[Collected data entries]
*****

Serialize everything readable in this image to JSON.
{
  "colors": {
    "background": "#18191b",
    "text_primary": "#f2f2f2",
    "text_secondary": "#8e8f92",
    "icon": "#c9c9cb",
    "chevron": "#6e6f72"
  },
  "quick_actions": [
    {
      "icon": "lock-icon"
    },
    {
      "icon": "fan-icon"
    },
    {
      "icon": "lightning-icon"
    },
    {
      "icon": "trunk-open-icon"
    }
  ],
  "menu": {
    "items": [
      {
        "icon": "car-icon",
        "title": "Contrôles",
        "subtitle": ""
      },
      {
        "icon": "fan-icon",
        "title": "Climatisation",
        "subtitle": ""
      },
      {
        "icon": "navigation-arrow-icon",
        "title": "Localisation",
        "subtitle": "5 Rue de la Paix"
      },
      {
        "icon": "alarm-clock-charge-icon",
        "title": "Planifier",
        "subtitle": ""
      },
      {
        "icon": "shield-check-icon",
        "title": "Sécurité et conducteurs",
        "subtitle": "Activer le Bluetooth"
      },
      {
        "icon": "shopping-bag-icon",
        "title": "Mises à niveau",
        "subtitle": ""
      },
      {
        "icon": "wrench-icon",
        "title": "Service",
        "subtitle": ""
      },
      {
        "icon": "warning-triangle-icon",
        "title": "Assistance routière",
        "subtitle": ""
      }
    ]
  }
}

*****

* [Problem requirements] Write out the records shown above, exactly as they appear.

* [Answer to the task]
Serialize everything readable in this image to JSON.
{
  "colors": {
    "background": "#18191b",
    "text_primary": "#f2f2f2",
    "text_secondary": "#8e8f92",
    "icon": "#c9c9cb",
    "chevron": "#6e6f72"
  },
  "quick_actions": [
    {
      "icon": "lock-icon"
    },
    {
      "icon": "fan-icon"
    },
    {
      "icon": "lightning-icon"
    },
    {
      "icon": "trunk-open-icon"
    }
  ],
  "menu": {
    "items": [
      {
        "icon": "car-icon",
        "title": "Contrôles",
        "subtitle": ""
      },
      {
        "icon": "fan-icon",
        "title": "Climatisation",
        "subtitle": ""
      },
      {
        "icon": "navigation-arrow-icon",
        "title": "Localisation",
        "subtitle": "5 Rue de la Paix"
      },
      {
        "icon": "alarm-clock-charge-icon",
        "title": "Planifier",
        "subtitle": ""
      },
      {
        "icon": "shield-check-icon",
        "title": "Sécurité et conducteurs",
        "subtitle": "Activer le Bluetooth"
      },
      {
        "icon": "shopping-bag-icon",
        "title": "Mises à niveau",
        "subtitle": ""
      },
      {
        "icon": "wrench-icon",
        "title": "Service",
        "subtitle": ""
      },
      {
        "icon": "warning-triangle-icon",
        "title": "Assistance routière",
        "subtitle": ""
      }
    ]
  }
}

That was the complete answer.